* [THE PROBLEM]
What you return should match every record exactly, with the images removed.

--*--

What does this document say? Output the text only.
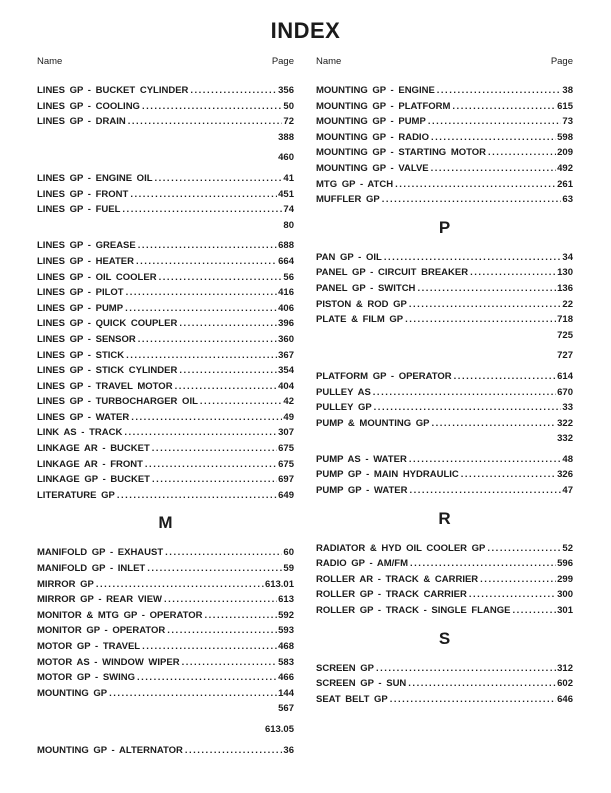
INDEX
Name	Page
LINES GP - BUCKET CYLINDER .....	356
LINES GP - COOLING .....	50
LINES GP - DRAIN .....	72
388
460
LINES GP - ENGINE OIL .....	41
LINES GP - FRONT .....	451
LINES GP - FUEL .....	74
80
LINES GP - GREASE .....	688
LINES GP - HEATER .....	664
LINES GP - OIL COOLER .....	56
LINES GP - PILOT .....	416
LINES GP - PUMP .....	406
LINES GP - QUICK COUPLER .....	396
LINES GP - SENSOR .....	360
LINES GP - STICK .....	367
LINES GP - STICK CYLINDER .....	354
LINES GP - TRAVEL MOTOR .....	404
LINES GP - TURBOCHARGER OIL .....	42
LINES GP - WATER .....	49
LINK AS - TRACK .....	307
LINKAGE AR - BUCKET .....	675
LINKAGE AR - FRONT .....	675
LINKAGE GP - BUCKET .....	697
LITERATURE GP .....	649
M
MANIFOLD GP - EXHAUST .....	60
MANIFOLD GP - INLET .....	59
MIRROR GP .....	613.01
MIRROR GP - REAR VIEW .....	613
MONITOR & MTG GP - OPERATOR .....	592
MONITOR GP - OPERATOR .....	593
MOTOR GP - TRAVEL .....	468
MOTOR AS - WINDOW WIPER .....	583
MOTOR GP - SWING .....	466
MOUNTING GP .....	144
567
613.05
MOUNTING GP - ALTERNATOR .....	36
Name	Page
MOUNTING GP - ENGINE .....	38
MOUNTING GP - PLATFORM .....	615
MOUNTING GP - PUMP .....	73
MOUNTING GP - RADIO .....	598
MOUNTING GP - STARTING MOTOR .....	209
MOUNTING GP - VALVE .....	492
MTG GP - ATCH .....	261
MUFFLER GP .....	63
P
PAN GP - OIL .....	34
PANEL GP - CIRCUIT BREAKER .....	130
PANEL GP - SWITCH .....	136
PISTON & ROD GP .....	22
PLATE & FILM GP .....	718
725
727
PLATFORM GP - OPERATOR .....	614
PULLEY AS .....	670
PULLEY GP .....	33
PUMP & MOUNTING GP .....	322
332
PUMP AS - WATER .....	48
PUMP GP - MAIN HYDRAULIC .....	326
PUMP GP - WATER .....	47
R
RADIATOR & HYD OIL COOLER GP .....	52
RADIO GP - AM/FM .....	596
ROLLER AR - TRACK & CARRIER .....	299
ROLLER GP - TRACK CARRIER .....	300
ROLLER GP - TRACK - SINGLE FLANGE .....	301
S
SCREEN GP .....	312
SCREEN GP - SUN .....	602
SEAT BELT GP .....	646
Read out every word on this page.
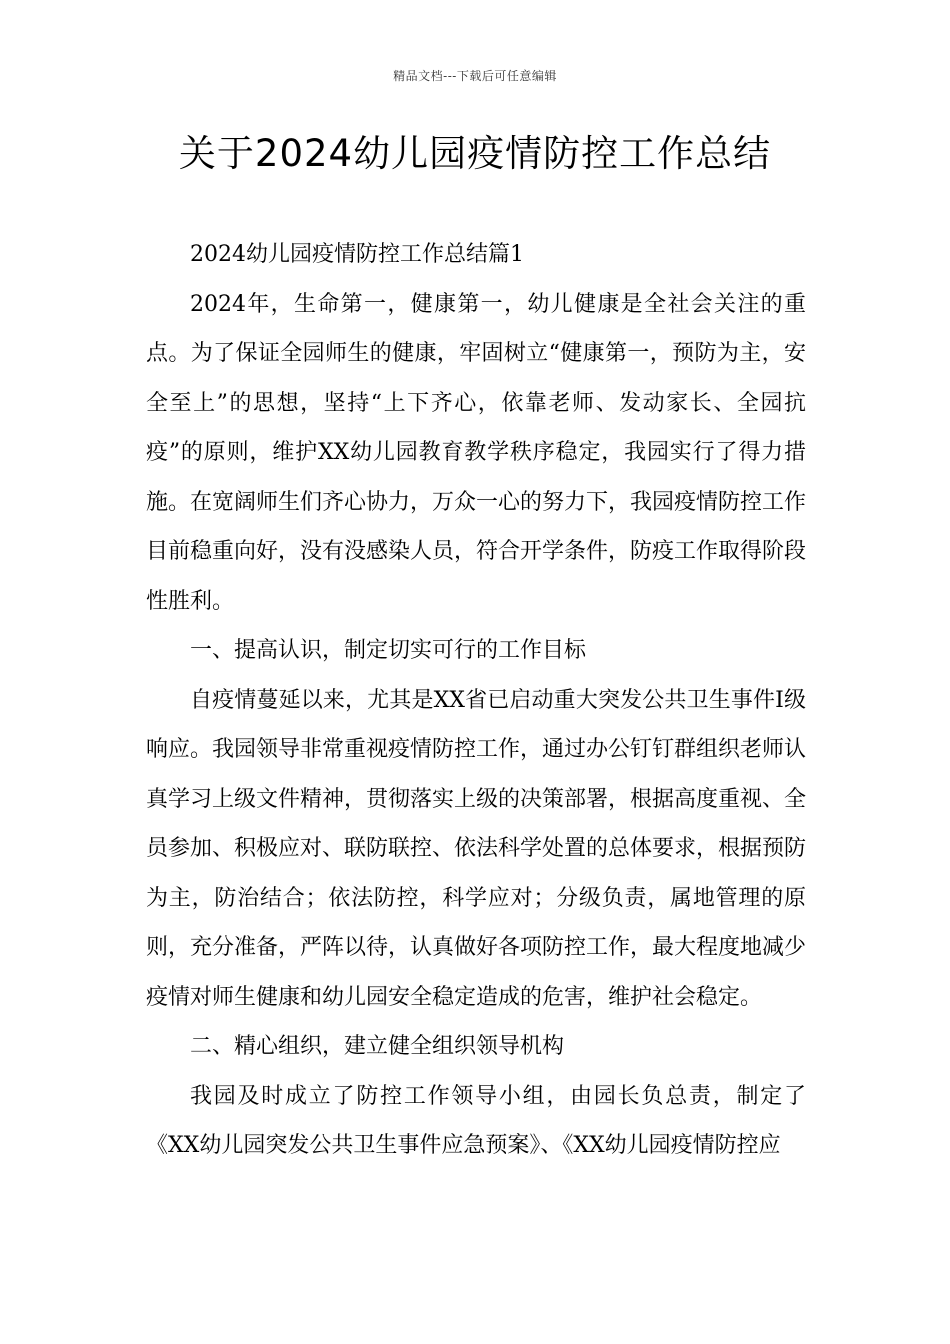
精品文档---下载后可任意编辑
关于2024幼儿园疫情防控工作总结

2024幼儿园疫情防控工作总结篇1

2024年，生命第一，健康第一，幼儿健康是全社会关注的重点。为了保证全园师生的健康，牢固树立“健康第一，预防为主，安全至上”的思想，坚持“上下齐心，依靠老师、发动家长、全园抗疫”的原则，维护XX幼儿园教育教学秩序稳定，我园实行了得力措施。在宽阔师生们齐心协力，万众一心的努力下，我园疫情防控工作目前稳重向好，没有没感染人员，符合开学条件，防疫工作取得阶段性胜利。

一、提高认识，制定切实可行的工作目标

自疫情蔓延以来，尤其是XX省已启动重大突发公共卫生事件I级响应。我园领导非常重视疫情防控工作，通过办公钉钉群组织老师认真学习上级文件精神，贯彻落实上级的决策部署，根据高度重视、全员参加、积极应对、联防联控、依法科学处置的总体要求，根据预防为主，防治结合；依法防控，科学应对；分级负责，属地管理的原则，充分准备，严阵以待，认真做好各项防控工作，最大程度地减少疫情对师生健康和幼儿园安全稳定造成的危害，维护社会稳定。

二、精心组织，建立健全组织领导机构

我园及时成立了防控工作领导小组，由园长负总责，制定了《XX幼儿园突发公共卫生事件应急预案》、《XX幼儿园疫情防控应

--*--

* [EXERCISE SOLUTION]
What does this document say? Output the text only.
INDEX
Name	Page
LINES GP - BUCKET CYLINDER .....	356
LINES GP - COOLING .....	50
LINES GP - DRAIN .....	72
388
460
LINES GP - ENGINE OIL .....	41
LINES GP - FRONT .....	451
LINES GP - FUEL .....	74
80
LINES GP - GREASE .....	688
LINES GP - HEATER .....	664
LINES GP - OIL COOLER .....	56
LINES GP - PILOT .....	416
LINES GP - PUMP .....	406
LINES GP - QUICK COUPLER .....	396
LINES GP - SENSOR .....	360
LINES GP - STICK .....	367
LINES GP - STICK CYLINDER .....	354
LINES GP - TRAVEL MOTOR .....	404
LINES GP - TURBOCHARGER OIL .....	42
LINES GP - WATER .....	49
LINK AS - TRACK .....	307
LINKAGE AR - BUCKET .....	675
LINKAGE AR - FRONT .....	675
LINKAGE GP - BUCKET .....	697
LITERATURE GP .....	649
M
MANIFOLD GP - EXHAUST .....	60
MANIFOLD GP - INLET .....	59
MIRROR GP .....	613.01
MIRROR GP - REAR VIEW .....	613
MONITOR & MTG GP - OPERATOR .....	592
MONITOR GP - OPERATOR .....	593
MOTOR GP - TRAVEL .....	468
MOTOR AS - WINDOW WIPER .....	583
MOTOR GP - SWING .....	466
MOUNTING GP .....	144
567
613.05
MOUNTING GP - ALTERNATOR .....	36
Name	Page
MOUNTING GP - ENGINE .....	38
MOUNTING GP - PLATFORM .....	615
MOUNTING GP - PUMP .....	73
MOUNTING GP - RADIO .....	598
MOUNTING GP - STARTING MOTOR .....	209
MOUNTING GP - VALVE .....	492
MTG GP - ATCH .....	261
MUFFLER GP .....	63
P
PAN GP - OIL .....	34
PANEL GP - CIRCUIT BREAKER .....	130
PANEL GP - SWITCH .....	136
PISTON & ROD GP .....	22
PLATE & FILM GP .....	718
725
727
PLATFORM GP - OPERATOR .....	614
PULLEY AS .....	670
PULLEY GP .....	33
PUMP & MOUNTING GP .....	322
332
PUMP AS - WATER .....	48
PUMP GP - MAIN HYDRAULIC .....	326
PUMP GP - WATER .....	47
R
RADIATOR & HYD OIL COOLER GP .....	52
RADIO GP - AM/FM .....	596
ROLLER AR - TRACK & CARRIER .....	299
ROLLER GP - TRACK CARRIER .....	300
ROLLER GP - TRACK - SINGLE FLANGE .....	301
S
SCREEN GP .....	312
SCREEN GP - SUN .....	602
SEAT BELT GP .....	646
Read out every word on this page.
精品文档---下载后可任意编辑
关于2024幼儿园疫情防控工作总结

2024幼儿园疫情防控工作总结篇1

2024年，生命第一，健康第一，幼儿健康是全社会关注的重点。为了保证全园师生的健康，牢固树立“健康第一，预防为主，安全至上”的思想，坚持“上下齐心，依靠老师、发动家长、全园抗疫”的原则，维护XX幼儿园教育教学秩序稳定，我园实行了得力措施。在宽阔师生们齐心协力，万众一心的努力下，我园疫情防控工作目前稳重向好，没有没感染人员，符合开学条件，防疫工作取得阶段性胜利。

一、提高认识，制定切实可行的工作目标

自疫情蔓延以来，尤其是XX省已启动重大突发公共卫生事件I级响应。我园领导非常重视疫情防控工作，通过办公钉钉群组织老师认真学习上级文件精神，贯彻落实上级的决策部署，根据高度重视、全员参加、积极应对、联防联控、依法科学处置的总体要求，根据预防为主，防治结合；依法防控，科学应对；分级负责，属地管理的原则，充分准备，严阵以待，认真做好各项防控工作，最大程度地减少疫情对师生健康和幼儿园安全稳定造成的危害，维护社会稳定。

二、精心组织，建立健全组织领导机构

我园及时成立了防控工作领导小组，由园长负总责，制定了《XX幼儿园突发公共卫生事件应急预案》、《XX幼儿园疫情防控应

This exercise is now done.